(Dataset items)

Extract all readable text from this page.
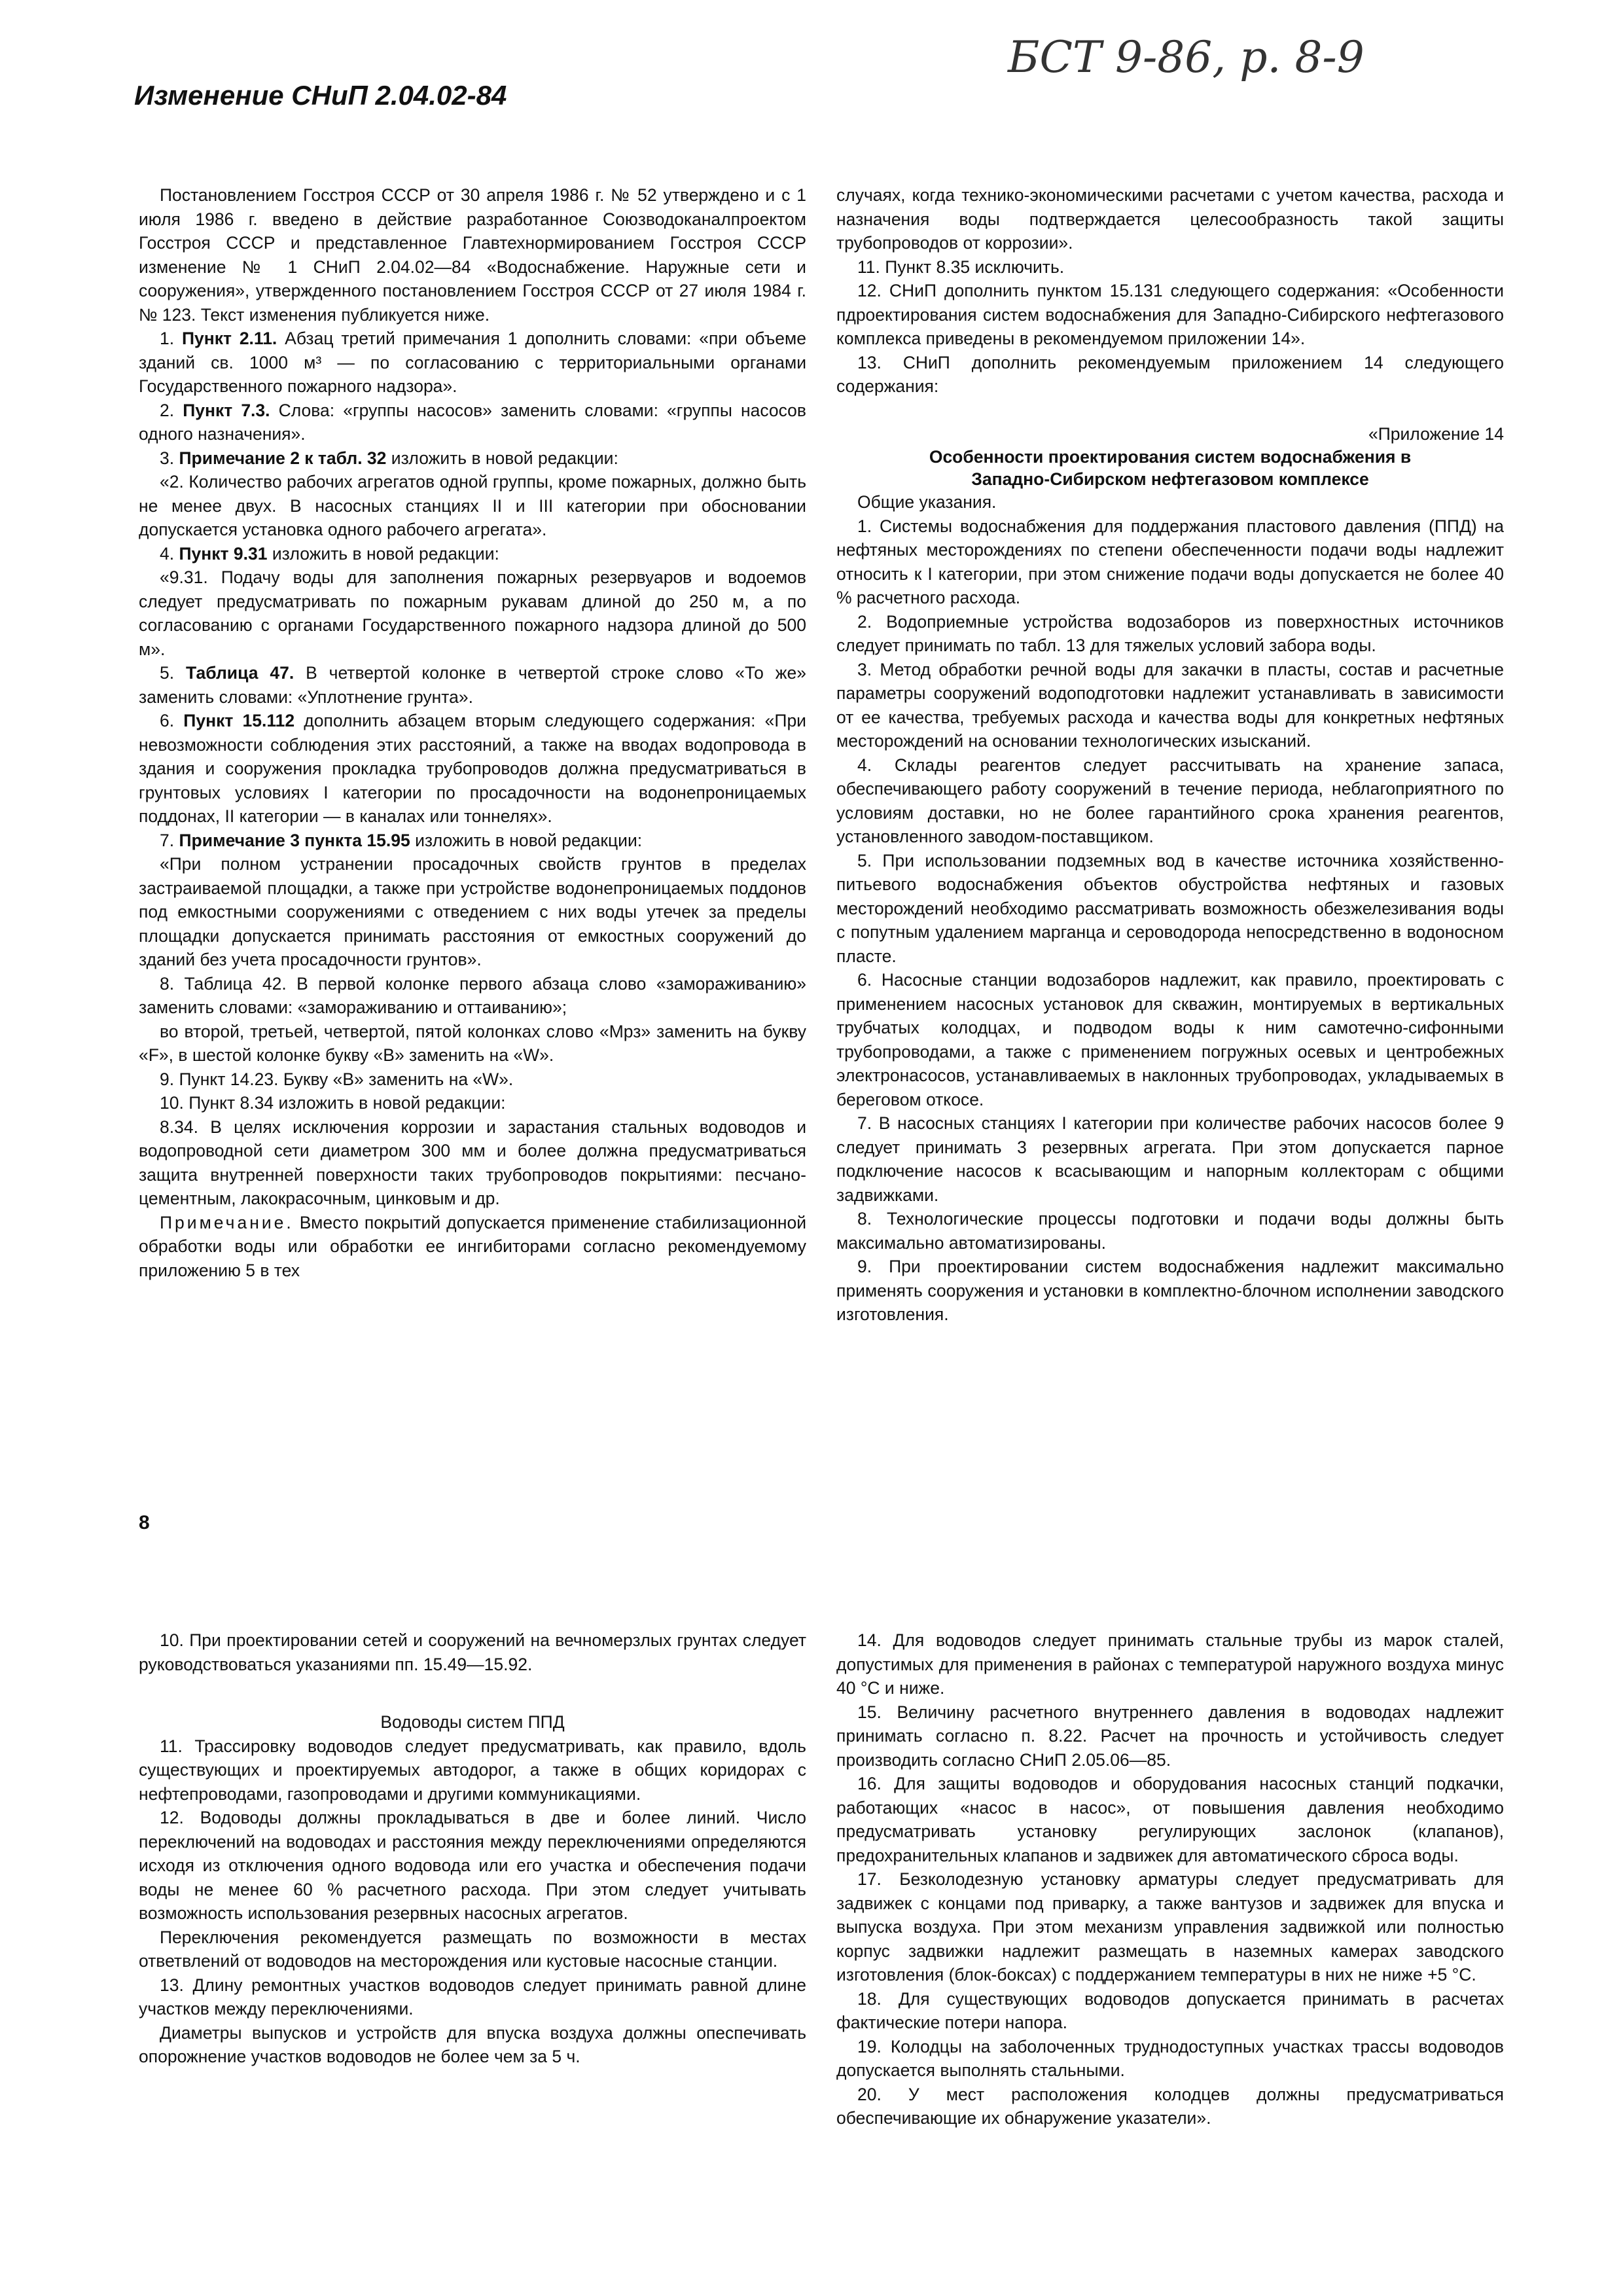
БСТ 9-86, р. 8-9
Изменение СНиП 2.04.02-84

Постановлением Госстроя СССР от 30 апреля 1986 г. № 52 утверждено и с 1 июля 1986 г. введено в действие разработанное Союзводоканалпроектом Госстроя СССР и представленное Главтехнормированием Госстроя СССР изменение № 1 СНиП 2.04.02—84 «Водоснабжение. Наружные сети и сооружения», утвержденного постановлением Госстроя СССР от 27 июля 1984 г. № 123. Текст изменения публикуется ниже.

1. Пункт 2.11. Абзац третий примечания 1 дополнить словами: «при объеме зданий св. 1000 м³ — по согласованию с территориальными органами Государственного пожарного надзора».

2. Пункт 7.3. Слова: «группы насосов» заменить словами: «группы насосов одного назначения».

3. Примечание 2 к табл. 32 изложить в новой редакции:

«2. Количество рабочих агрегатов одной группы, кроме пожарных, должно быть не менее двух. В насосных станциях II и III категории при обосновании допускается установка одного рабочего агрегата».

4. Пункт 9.31 изложить в новой редакции:

«9.31. Подачу воды для заполнения пожарных резервуаров и водоемов следует предусматривать по пожарным рукавам длиной до 250 м, а по согласованию с органами Государственного пожарного надзора длиной до 500 м».

5. Таблица 47. В четвертой колонке в четвертой строке слово «То же» заменить словами: «Уплотнение грунта».

6. Пункт 15.112 дополнить абзацем вторым следующего содержания: «При невозможности соблюдения этих расстояний, а также на вводах водопровода в здания и сооружения прокладка трубопроводов должна предусматриваться в грунтовых условиях I категории по просадочности на водонепроницаемых поддонах, II категории — в каналах или тоннелях».

7. Примечание 3 пункта 15.95 изложить в новой редакции:

«При полном устранении просадочных свойств грунтов в пределах застраиваемой площадки, а также при устройстве водонепроницаемых поддонов под емкостными сооружениями с отведением с них воды утечек за пределы площадки допускается принимать расстояния от емкостных сооружений до зданий без учета просадочности грунтов».

8. Таблица 42. В первой колонке первого абзаца слово «замораживанию» заменить словами: «замораживанию и оттаиванию»;

во второй, третьей, четвертой, пятой колонках слово «Мрз» заменить на букву «F», в шестой колонке букву «В» заменить на «W».

9. Пункт 14.23. Букву «В» заменить на «W».

10. Пункт 8.34 изложить в новой редакции:

8.34. В целях исключения коррозии и зарастания стальных водоводов и водопроводной сети диаметром 300 мм и более должна предусматриваться защита внутренней поверхности таких трубопроводов покрытиями: песчано-цементным, лакокрасочным, цинковым и др.

Примечание. Вместо покрытий допускается применение стабилизационной обработки воды или обработки ее ингибиторами согласно рекомендуемому приложению 5 в тех

случаях, когда технико-экономическими расчетами с учетом качества, расхода и назначения воды подтверждается целесообразность такой защиты трубопроводов от коррозии».

11. Пункт 8.35 исключить.

12. СНиП дополнить пунктом 15.131 следующего содержания: «Особенности пдроектирования систем водоснабжения для Западно-Сибирского нефтегазового комплекса приведены в рекомендуемом приложении 14».

13. СНиП дополнить рекомендуемым приложением 14 следующего содержания:

«Приложение 14

Особенности проектирования систем водоснабжения в

Западно-Сибирском нефтегазовом комплексе

Общие указания.

1. Системы водоснабжения для поддержания пластового давления (ППД) на нефтяных месторождениях по степени обеспеченности подачи воды надлежит относить к I категории, при этом снижение подачи воды допускается не более 40 % расчетного расхода.

2. Водоприемные устройства водозаборов из поверхностных источников следует принимать по табл. 13 для тяжелых условий забора воды.

3. Метод обработки речной воды для закачки в пласты, состав и расчетные параметры сооружений водоподготовки надлежит устанавливать в зависимости от ее качества, требуемых расхода и качества воды для конкретных нефтяных месторождений на основании технологических изысканий.

4. Склады реагентов следует рассчитывать на хранение запаса, обеспечивающего работу сооружений в течение периода, неблагоприятного по условиям доставки, но не более гарантийного срока хранения реагентов, установленного заводом-поставщиком.

5. При использовании подземных вод в качестве источника хозяйственно-питьевого водоснабжения объектов обустройства нефтяных и газовых месторождений необходимо рассматривать возможность обезжелезивания воды с попутным удалением марганца и сероводорода непосредственно в водоносном пласте.

6. Насосные станции водозаборов надлежит, как правило, проектировать с применением насосных установок для скважин, монтируемых в вертикальных трубчатых колодцах, и подводом воды к ним самотечно-сифонными трубопроводами, а также с применением погружных осевых и центробежных электронасосов, устанавливаемых в наклонных трубопроводах, укладываемых в береговом откосе.

7. В насосных станциях I категории при количестве рабочих насосов более 9 следует принимать 3 резервных агрегата. При этом допускается парное подключение насосов к всасывающим и напорным коллекторам с общими задвижками.

8. Технологические процессы подготовки и подачи воды должны быть максимально автоматизированы.

9. При проектировании систем водоснабжения надлежит максимально применять сооружения и установки в комплектно-блочном исполнении заводского изготовления.

8

10. При проектировании сетей и сооружений на вечномерзлых грунтах следует руководствоваться указаниями пп. 15.49—15.92.

Водоводы систем ППД

11. Трассировку водоводов следует предусматривать, как правило, вдоль существующих и проектируемых автодорог, а также в общих коридорах с нефтепроводами, газопроводами и другими коммуникациями.

12. Водоводы должны прокладываться в две и более линий. Число переключений на водоводах и расстояния между переключениями определяются исходя из отключения одного водовода или его участка и обеспечения подачи воды не менее 60 % расчетного расхода. При этом следует учитывать возможность использования резервных насосных агрегатов.

Переключения рекомендуется размещать по возможности в местах ответвлений от водоводов на месторождения или кустовые насосные станции.

13. Длину ремонтных участков водоводов следует принимать равной длине участков между переключениями.

Диаметры выпусков и устройств для впуска воздуха должны опеспечивать опорожнение участков водоводов не более чем за 5 ч.

14. Для водоводов следует принимать стальные трубы из марок сталей, допустимых для применения в районах с температурой наружного воздуха минус 40 °С и ниже.

15. Величину расчетного внутреннего давления в водоводах надлежит принимать согласно п. 8.22. Расчет на прочность и устойчивость следует производить согласно СНиП 2.05.06—85.

16. Для защиты водоводов и оборудования насосных станций подкачки, работающих «насос в насос», от повышения давления необходимо предусматривать установку регулирующих заслонок (клапанов), предохранительных клапанов и задвижек для автоматического сброса воды.

17. Безколодезную установку арматуры следует предусматривать для задвижек с концами под приварку, а также вантузов и задвижек для впуска и выпуска воздуха. При этом механизм управления задвижкой или полностью корпус задвижки надлежит размещать в наземных камерах заводского изготовления (блок-боксах) с поддержанием температуры в них не ниже +5 °С.

18. Для существующих водоводов допускается принимать в расчетах фактические потери напора.

19. Колодцы на заболоченных труднодоступных участках трассы водоводов допускается выполнять стальными.

20. У мест расположения колодцев должны предусматриваться обеспечивающие их обнаружение указатели».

• What you should do
Reply with only the number of lines in the entries that contain the word "участков".

• Result for this exercise
2